:: Problem statement ::
Repeat each entry exactly and drop the pictures.

═════ Given records ═════

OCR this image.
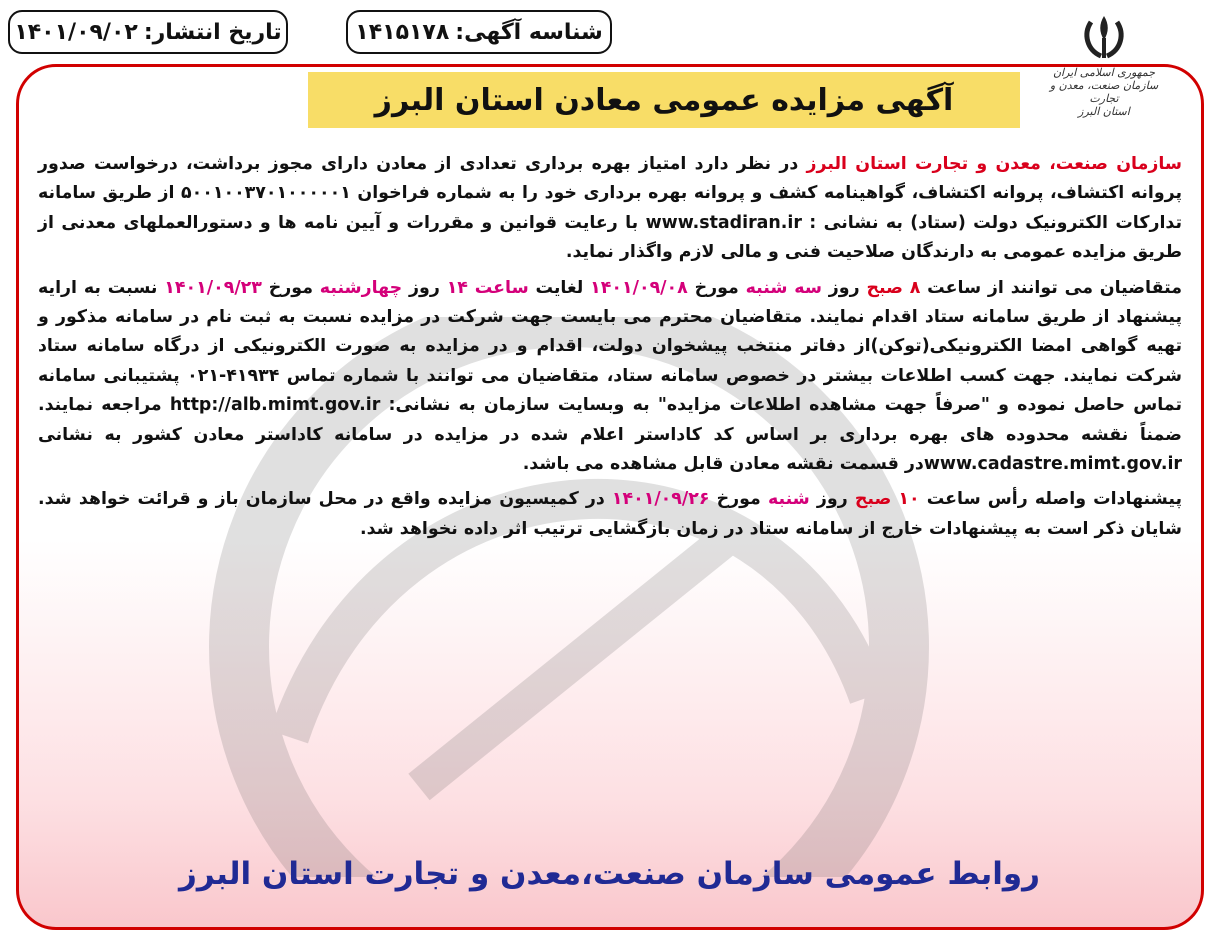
شناسه آگهی:
۱۴۱۵۱۷۸
تاریخ انتشار:
۱۴۰۱/۰۹/۰۲
جمهوری اسلامی ایران
سازمان صنعت، معدن و تجارت
استان البرز
آگهی مزایده عمومی معادن استان البرز

سازمان صنعت، معدن و تجارت استان البرز در نظر دارد امتیاز بهره برداری تعدادی از معادن دارای مجوز برداشت، درخواست صدور پروانه اکتشاف، پروانه اکتشاف، گواهینامه کشف و پروانه بهره برداری خود را به شماره فراخوان ۵۰۰۱۰۰۳۷۰۱۰۰۰۰۰۱ از طریق سامانه تدارکات الکترونیک دولت (ستاد) به نشانی : www.stadiran.ir با رعایت قوانین و مقررات و آیین نامه ها و دستورالعملهای معدنی از طریق مزایده عمومی به دارندگان صلاحیت فنی و مالی لازم واگذار نماید.

متقاضیان می توانند از ساعت ۸ صبح روز سه شنبه مورخ ۱۴۰۱/۰۹/۰۸ لغایت ساعت ۱۴ روز چهارشنبه مورخ ۱۴۰۱/۰۹/۲۳ نسبت به ارایه پیشنهاد از طریق سامانه ستاد اقدام نمایند. متقاضیان محترم می بایست جهت شرکت در مزایده نسبت به ثبت نام در سامانه مذکور و تهیه گواهی امضا الکترونیکی(توکن)از دفاتر منتخب پیشخوان دولت، اقدام و در مزایده به صورت الکترونیکی از درگاه سامانه ستاد شرکت نمایند. جهت کسب اطلاعات بیشتر در خصوص سامانه ستاد، متقاضیان می توانند با شماره تماس ۴۱۹۳۴-۰۲۱ پشتیبانی سامانه تماس حاصل نموده و "صرفاً جهت مشاهده اطلاعات مزایده" به وبسایت سازمان به نشانی: http://alb.mimt.gov.ir مراجعه نمایند. ضمناً نقشه محدوده های بهره برداری بر اساس کد کاداستر اعلام شده در مزایده در سامانه کاداستر معادن کشور به نشانی www.cadastre.mimt.gov.irدر قسمت نقشه معادن قابل مشاهده می باشد.

پیشنهادات واصله رأس ساعت ۱۰ صبح روز شنبه مورخ ۱۴۰۱/۰۹/۲۶ در کمیسیون مزایده واقع در محل سازمان باز و قرائت خواهد شد. شایان ذکر است به پیشنهادات خارج از سامانه ستاد در زمان بازگشایی ترتیب اثر داده نخواهد شد.

روابط عمومی سازمان صنعت،معدن و تجارت استان البرز
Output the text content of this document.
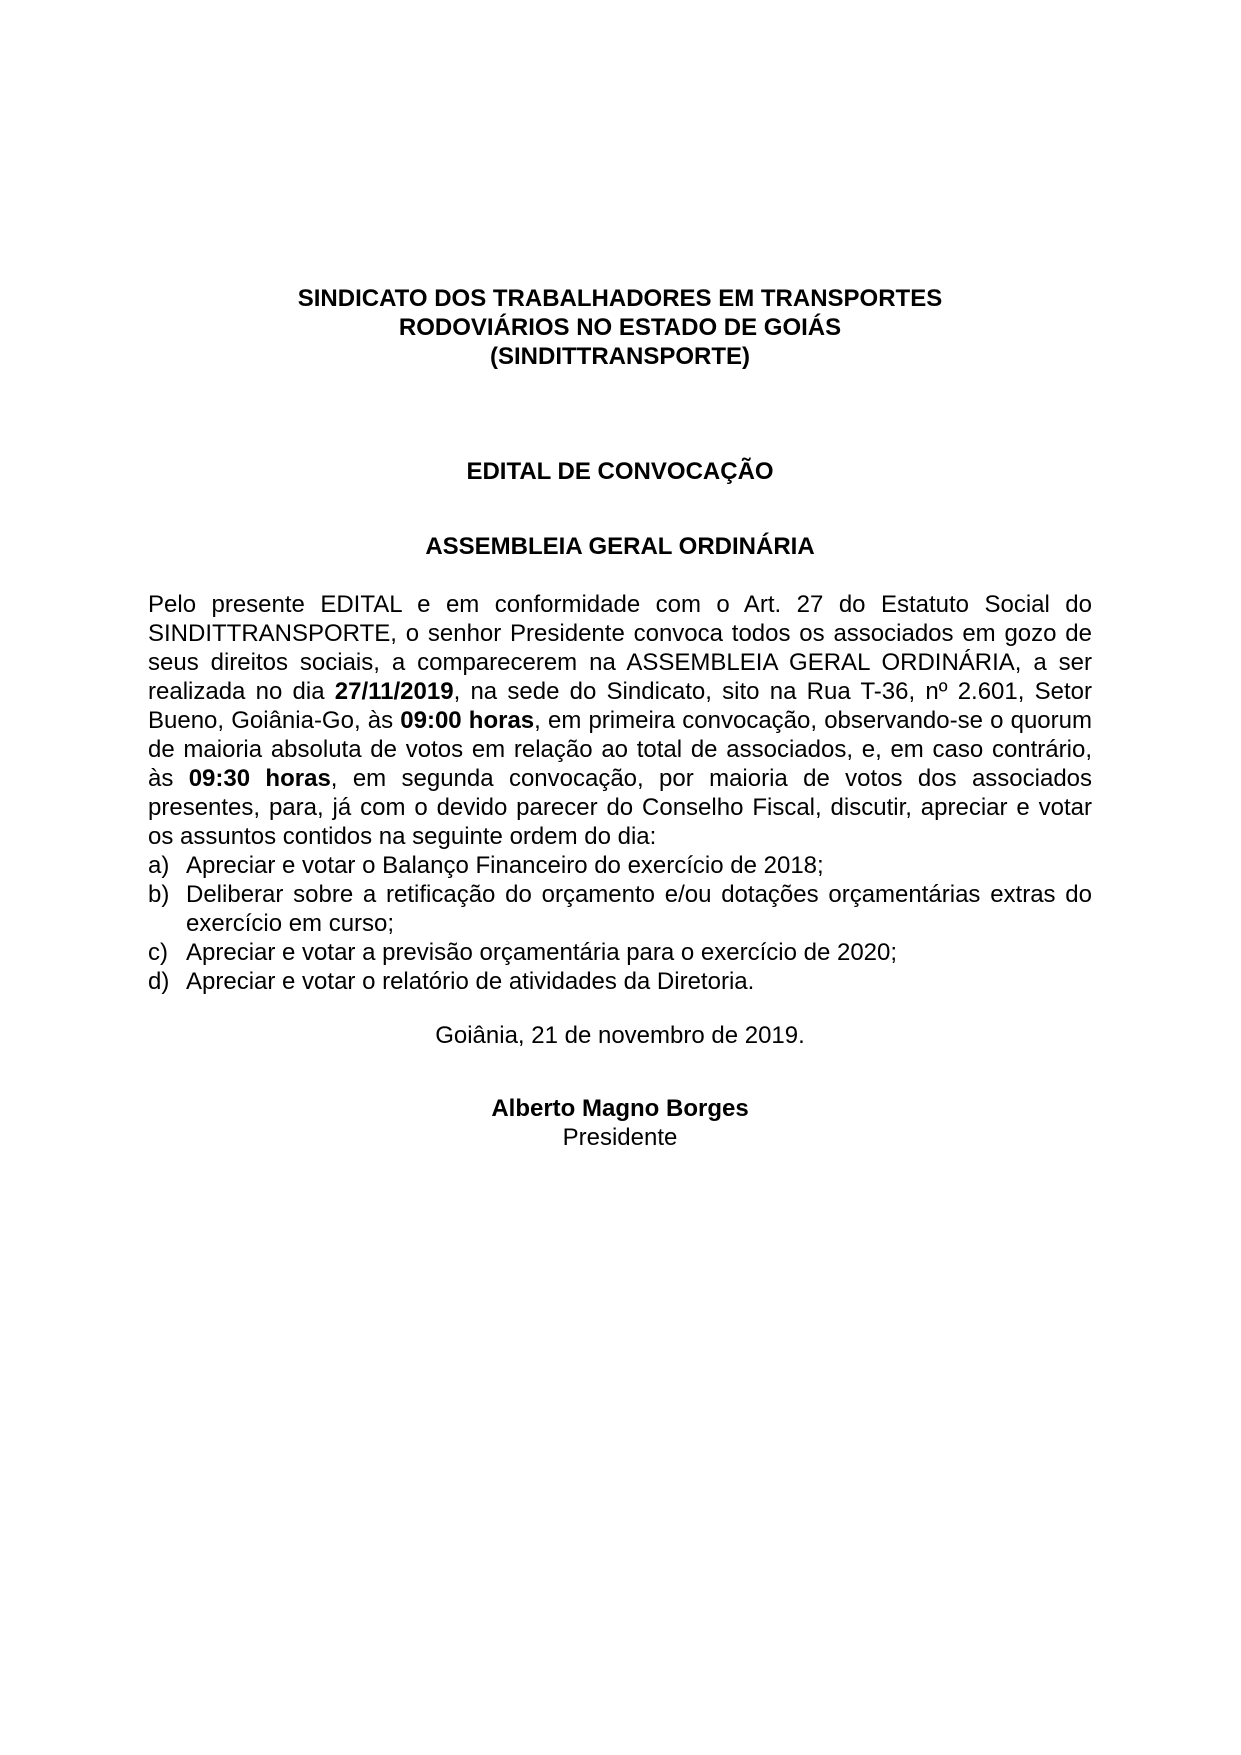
SINDICATO DOS TRABALHADORES EM TRANSPORTES
RODOVIÁRIOS NO ESTADO DE GOIÁS
(SINDITTRANSPORTE)
EDITAL DE CONVOCAÇÃO
ASSEMBLEIA GERAL ORDINÁRIA
Pelo presente EDITAL e em conformidade com o Art. 27 do Estatuto Social do SINDITTRANSPORTE, o senhor Presidente convoca todos os associados em gozo de seus direitos sociais, a comparecerem na ASSEMBLEIA GERAL ORDINÁRIA, a ser realizada no dia 27/11/2019, na sede do Sindicato, sito na Rua T-36, nº 2.601, Setor Bueno, Goiânia-Go, às 09:00 horas, em primeira convocação, observando-se o quorum de maioria absoluta de votos em relação ao total de associados, e, em caso contrário, às 09:30 horas, em segunda convocação, por maioria de votos dos associados presentes, para, já com o devido parecer do Conselho Fiscal, discutir, apreciar e votar os assuntos contidos na seguinte ordem do dia:
a) Apreciar e votar o Balanço Financeiro do exercício de 2018;
b) Deliberar sobre a retificação do orçamento e/ou dotações orçamentárias extras do exercício em curso;
c) Apreciar e votar a previsão orçamentária para o exercício de 2020;
d) Apreciar e votar o relatório de atividades da Diretoria.
Goiânia, 21 de novembro de 2019.
Alberto Magno Borges
Presidente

═════

:: Final result ::
OCR this image.
شناسه آگهی:
۱۴۱۵۱۷۸
تاریخ انتشار:
۱۴۰۱/۰۹/۰۲
جمهوری اسلامی ایران
سازمان صنعت، معدن و تجارت
استان البرز
آگهی مزایده عمومی معادن استان البرز

سازمان صنعت، معدن و تجارت استان البرز در نظر دارد امتیاز بهره برداری تعدادی از معادن دارای مجوز برداشت، درخواست صدور پروانه اکتشاف، پروانه اکتشاف، گواهینامه کشف و پروانه بهره برداری خود را به شماره فراخوان ۵۰۰۱۰۰۳۷۰۱۰۰۰۰۰۱ از طریق سامانه تدارکات الکترونیک دولت (ستاد) به نشانی : www.stadiran.ir با رعایت قوانین و مقررات و آیین نامه ها و دستورالعملهای معدنی از طریق مزایده عمومی به دارندگان صلاحیت فنی و مالی لازم واگذار نماید.

متقاضیان می توانند از ساعت ۸ صبح روز سه شنبه مورخ ۱۴۰۱/۰۹/۰۸ لغایت ساعت ۱۴ روز چهارشنبه مورخ ۱۴۰۱/۰۹/۲۳ نسبت به ارایه پیشنهاد از طریق سامانه ستاد اقدام نمایند. متقاضیان محترم می بایست جهت شرکت در مزایده نسبت به ثبت نام در سامانه مذکور و تهیه گواهی امضا الکترونیکی(توکن)از دفاتر منتخب پیشخوان دولت، اقدام و در مزایده به صورت الکترونیکی از درگاه سامانه ستاد شرکت نمایند. جهت کسب اطلاعات بیشتر در خصوص سامانه ستاد، متقاضیان می توانند با شماره تماس ۴۱۹۳۴-۰۲۱ پشتیبانی سامانه تماس حاصل نموده و "صرفاً جهت مشاهده اطلاعات مزایده" به وبسایت سازمان به نشانی: http://alb.mimt.gov.ir مراجعه نمایند. ضمناً نقشه محدوده های بهره برداری بر اساس کد کاداستر اعلام شده در مزایده در سامانه کاداستر معادن کشور به نشانی www.cadastre.mimt.gov.irدر قسمت نقشه معادن قابل مشاهده می باشد.

پیشنهادات واصله رأس ساعت ۱۰ صبح روز شنبه مورخ ۱۴۰۱/۰۹/۲۶ در کمیسیون مزایده واقع در محل سازمان باز و قرائت خواهد شد. شایان ذکر است به پیشنهادات خارج از سامانه ستاد در زمان بازگشایی ترتیب اثر داده نخواهد شد.

روابط عمومی سازمان صنعت،معدن و تجارت استان البرز
Output the text content of this document.
SINDICATO DOS TRABALHADORES EM TRANSPORTES
RODOVIÁRIOS NO ESTADO DE GOIÁS
(SINDITTRANSPORTE)
EDITAL DE CONVOCAÇÃO
ASSEMBLEIA GERAL ORDINÁRIA
Pelo presente EDITAL e em conformidade com o Art. 27 do Estatuto Social do SINDITTRANSPORTE, o senhor Presidente convoca todos os associados em gozo de seus direitos sociais, a comparecerem na ASSEMBLEIA GERAL ORDINÁRIA, a ser realizada no dia 27/11/2019, na sede do Sindicato, sito na Rua T-36, nº 2.601, Setor Bueno, Goiânia-Go, às 09:00 horas, em primeira convocação, observando-se o quorum de maioria absoluta de votos em relação ao total de associados, e, em caso contrário, às 09:30 horas, em segunda convocação, por maioria de votos dos associados presentes, para, já com o devido parecer do Conselho Fiscal, discutir, apreciar e votar os assuntos contidos na seguinte ordem do dia:
a) Apreciar e votar o Balanço Financeiro do exercício de 2018;
b) Deliberar sobre a retificação do orçamento e/ou dotações orçamentárias extras do exercício em curso;
c) Apreciar e votar a previsão orçamentária para o exercício de 2020;
d) Apreciar e votar o relatório de atividades da Diretoria.
Goiânia, 21 de novembro de 2019.
Alberto Magno Borges
Presidente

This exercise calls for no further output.